→ **Compito breve a**: Raccogli dalle voci qui sotto ogni riga che contiene la stringa "arrow", tenendo conto di maiuscole e minuscole.

→ **Sezione del testo**:
Sul palco la vulcanica  Debora Caprioglio che vestirà i panni di Artemisia Gentileschi in un nuovo emozionante, intenso assolo.

Siamo nello studio di pittura di Artemisia, e lei è intenta a fare quello che di più ha amato fare nella vita, dipingere. Ci parla e ci racconta di sé, della sua vita a partire dall’infanzia. La perdita della madre, la vita di una bambina in una Roma del seicento.

Artemisia capisce da subito quanto è difficile vivere in un mondo di uomini. Eppure in un mondo di uomini il padre, Orazio Gentileschi, la avvia subito ad un mestiere in cui le donne non erano nemmeno contemplate, la pittura. Lei si distingue rispetto ai fratelli ed ha una passione che la tiene ore ed ore a disegnare un viso fino a quando non ne coglie la somiglianza.

Grazie al padre conosce i più grandi pittori, addirittura Caravaggio. Ed il padre la affida ad un suo amico perché impari e migliori nell’arte della pittura, Agostino Tassi. Ma il Tassi un giorno abusa di lei. Questo trauma e il processo che ne è derivato, voluto dal padre, segnano tanto profondamente la vita artistica di Artemisia. Tutto quello che ne consegue e tutto quello che lei ha compiuto per affrancarsi e affermarsi in un mondo dominato ferocemente da uomini, la rendono una figura di riferimento per la lotta dei diritti delle donne. La pittura di Artemisia è potentemente drammatica, lo stile è quello caravaggesco, con forti chiaroscuri, con il raggio di luce rivelatore, che nel caso della Gentileschi non rappresenta la grazia di Dio, ma la giustizia divina, che si abbatte su Oloferne per mano di Giuditta, o che condanna i vecchioni pronti ad importunare la povera Susanna.

Lei con passione ci racconta tutto, ci mostra le sue tele, ce ne spiega la ragione, le circostanze da cui sono nate. Ci racconta i suoi trionfi, le sue sconfitte e sempre e sempre la lotta contro un sistema che la vorrebbe a casa ai fornelli, ad accudire la figlia. Ma lei è la Pittura, come ci dice nell’allegoria che fa di un suo autoritratto, non può fare altro che dipingere. Ci racconterà tutto, scenderà nell’abisso della violenza subita, salirà nel paradiso dell’Arte. E noi assistiamo alla meraviglia di una grande pittrice che risplende della sua vittoria.

Queste le premesse di uno spettacolo che chiuderà un’intensa stagione ricca di emozioni,  che si sono rincorse in un continuo abbraccio dal palco al pubblico e viceversa  sublimando l’eterno legame che da sempre esiste tra attori e spettatori.

→ **Materiale di partenza**:

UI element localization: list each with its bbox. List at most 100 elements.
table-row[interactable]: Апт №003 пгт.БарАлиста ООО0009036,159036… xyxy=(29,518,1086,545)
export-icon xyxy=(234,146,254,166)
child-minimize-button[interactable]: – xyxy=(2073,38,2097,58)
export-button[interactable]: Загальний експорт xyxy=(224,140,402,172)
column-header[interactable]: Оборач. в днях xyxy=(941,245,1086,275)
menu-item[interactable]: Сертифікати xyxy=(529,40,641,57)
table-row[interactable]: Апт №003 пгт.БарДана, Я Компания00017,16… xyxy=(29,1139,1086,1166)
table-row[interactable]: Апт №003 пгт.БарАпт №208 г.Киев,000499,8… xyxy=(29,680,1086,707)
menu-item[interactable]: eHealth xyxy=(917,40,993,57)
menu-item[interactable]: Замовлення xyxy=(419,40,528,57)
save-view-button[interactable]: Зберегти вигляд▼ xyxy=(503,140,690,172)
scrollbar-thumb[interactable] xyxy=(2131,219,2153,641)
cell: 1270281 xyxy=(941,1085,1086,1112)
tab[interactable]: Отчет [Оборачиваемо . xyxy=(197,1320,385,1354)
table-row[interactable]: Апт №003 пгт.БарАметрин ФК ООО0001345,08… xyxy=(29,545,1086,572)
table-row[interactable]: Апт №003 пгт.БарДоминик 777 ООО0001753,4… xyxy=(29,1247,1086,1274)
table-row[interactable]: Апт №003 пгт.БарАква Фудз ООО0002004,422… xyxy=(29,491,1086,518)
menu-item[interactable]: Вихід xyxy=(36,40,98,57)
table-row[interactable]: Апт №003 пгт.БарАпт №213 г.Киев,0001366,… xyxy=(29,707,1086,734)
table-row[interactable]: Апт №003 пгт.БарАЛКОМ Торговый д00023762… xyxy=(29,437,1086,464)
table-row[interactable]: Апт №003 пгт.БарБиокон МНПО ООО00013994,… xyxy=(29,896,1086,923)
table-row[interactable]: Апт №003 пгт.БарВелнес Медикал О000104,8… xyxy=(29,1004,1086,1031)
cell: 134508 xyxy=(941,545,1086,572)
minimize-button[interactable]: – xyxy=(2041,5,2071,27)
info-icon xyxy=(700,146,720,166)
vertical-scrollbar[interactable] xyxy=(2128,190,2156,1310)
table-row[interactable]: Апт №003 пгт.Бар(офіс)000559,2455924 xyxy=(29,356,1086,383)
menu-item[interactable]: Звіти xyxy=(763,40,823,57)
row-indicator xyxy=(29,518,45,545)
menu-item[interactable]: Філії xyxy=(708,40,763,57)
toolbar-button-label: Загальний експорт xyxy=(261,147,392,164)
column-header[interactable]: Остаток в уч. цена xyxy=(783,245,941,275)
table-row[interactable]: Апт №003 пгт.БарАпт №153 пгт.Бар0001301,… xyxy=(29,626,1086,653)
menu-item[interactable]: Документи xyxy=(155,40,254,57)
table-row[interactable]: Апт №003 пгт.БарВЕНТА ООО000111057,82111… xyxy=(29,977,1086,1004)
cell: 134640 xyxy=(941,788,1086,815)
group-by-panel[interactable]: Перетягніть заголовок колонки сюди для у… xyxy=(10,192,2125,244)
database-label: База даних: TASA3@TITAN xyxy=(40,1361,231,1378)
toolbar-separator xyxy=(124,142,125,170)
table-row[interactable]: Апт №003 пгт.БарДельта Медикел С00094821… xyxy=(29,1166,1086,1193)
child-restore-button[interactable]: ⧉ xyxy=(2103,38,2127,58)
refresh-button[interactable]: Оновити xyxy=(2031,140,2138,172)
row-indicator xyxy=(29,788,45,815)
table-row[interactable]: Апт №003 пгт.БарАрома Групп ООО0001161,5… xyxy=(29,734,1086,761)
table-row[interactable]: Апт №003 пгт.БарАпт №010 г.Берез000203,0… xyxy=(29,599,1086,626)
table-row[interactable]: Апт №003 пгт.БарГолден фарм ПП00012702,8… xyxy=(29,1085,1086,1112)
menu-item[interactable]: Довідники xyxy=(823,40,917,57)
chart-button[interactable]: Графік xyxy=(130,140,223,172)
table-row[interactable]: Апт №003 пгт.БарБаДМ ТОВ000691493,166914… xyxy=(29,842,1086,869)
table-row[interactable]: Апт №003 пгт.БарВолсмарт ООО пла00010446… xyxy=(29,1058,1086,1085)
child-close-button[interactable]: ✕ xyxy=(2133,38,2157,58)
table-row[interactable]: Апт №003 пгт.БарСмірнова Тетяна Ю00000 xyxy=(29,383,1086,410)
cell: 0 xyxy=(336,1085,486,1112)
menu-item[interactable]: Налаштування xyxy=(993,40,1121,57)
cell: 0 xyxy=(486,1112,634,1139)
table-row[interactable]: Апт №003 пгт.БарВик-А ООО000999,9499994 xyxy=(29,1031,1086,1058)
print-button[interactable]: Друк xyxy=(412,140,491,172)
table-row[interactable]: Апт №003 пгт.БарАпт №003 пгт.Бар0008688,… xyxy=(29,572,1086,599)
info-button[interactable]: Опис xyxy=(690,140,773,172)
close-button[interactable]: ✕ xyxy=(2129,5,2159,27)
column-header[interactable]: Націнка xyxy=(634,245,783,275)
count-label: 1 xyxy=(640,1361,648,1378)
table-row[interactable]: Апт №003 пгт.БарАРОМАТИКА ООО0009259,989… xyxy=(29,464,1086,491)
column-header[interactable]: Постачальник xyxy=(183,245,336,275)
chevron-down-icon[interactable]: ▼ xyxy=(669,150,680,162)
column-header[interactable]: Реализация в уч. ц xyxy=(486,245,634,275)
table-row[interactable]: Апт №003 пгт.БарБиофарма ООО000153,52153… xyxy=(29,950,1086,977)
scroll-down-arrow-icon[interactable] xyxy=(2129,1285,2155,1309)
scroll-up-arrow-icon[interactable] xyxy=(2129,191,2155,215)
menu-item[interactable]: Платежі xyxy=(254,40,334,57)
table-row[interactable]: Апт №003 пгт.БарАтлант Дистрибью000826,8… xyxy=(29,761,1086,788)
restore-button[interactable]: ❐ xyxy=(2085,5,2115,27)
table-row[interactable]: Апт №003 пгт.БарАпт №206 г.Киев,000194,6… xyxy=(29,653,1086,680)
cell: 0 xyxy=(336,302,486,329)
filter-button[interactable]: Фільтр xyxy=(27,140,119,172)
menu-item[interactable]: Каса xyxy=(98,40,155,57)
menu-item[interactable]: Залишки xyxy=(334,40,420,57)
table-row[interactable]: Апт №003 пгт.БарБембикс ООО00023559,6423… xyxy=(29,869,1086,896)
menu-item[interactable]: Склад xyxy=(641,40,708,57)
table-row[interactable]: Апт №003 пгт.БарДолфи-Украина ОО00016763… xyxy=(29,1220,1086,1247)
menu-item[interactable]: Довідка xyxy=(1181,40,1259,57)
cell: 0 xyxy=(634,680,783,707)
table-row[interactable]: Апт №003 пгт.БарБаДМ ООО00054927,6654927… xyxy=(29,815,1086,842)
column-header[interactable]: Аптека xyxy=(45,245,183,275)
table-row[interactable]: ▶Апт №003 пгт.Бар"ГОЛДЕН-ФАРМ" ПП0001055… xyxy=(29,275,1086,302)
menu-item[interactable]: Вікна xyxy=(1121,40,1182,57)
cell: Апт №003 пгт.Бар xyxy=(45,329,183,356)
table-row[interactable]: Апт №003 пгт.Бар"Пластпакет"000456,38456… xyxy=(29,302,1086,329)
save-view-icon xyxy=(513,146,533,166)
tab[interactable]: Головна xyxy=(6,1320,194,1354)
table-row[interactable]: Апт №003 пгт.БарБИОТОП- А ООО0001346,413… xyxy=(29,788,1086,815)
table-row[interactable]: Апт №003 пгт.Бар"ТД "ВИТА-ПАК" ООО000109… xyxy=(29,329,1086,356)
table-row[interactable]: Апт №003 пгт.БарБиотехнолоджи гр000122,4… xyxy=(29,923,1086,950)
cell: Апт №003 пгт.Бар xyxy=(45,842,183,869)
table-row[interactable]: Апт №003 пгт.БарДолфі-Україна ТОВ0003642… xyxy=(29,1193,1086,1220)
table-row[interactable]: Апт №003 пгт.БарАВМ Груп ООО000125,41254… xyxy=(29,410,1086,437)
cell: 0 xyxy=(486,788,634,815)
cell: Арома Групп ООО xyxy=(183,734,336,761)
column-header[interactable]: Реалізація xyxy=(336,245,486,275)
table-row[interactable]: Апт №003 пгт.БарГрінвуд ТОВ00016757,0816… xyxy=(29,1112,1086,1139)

→ **Compito breve b**: Ripeti parola per parola il passo del testo su Artemisia Gentileschi riportato sopra, partendo da "Artemisia capisce da" e terminando con "coglie la somiglianza.".

→ **Risposta scritta a**:
scroll-down-arrow-icon[interactable] xyxy=(2129,1285,2155,1309)
scroll-up-arrow-icon[interactable] xyxy=(2129,191,2155,215)

→ **Risposta scritta b**:
Artemisia capisce da subito quanto è difficile vivere in un mondo di uomini. Eppure in un mondo di uomini il padre, Orazio Gentileschi, la avvia subito ad un mestiere in cui le donne non erano nemmeno contemplate, la pittura. Lei si distingue rispetto ai fratelli ed ha una passione che la tiene ore ed ore a disegnare un viso fino a quando non ne coglie la somiglianza.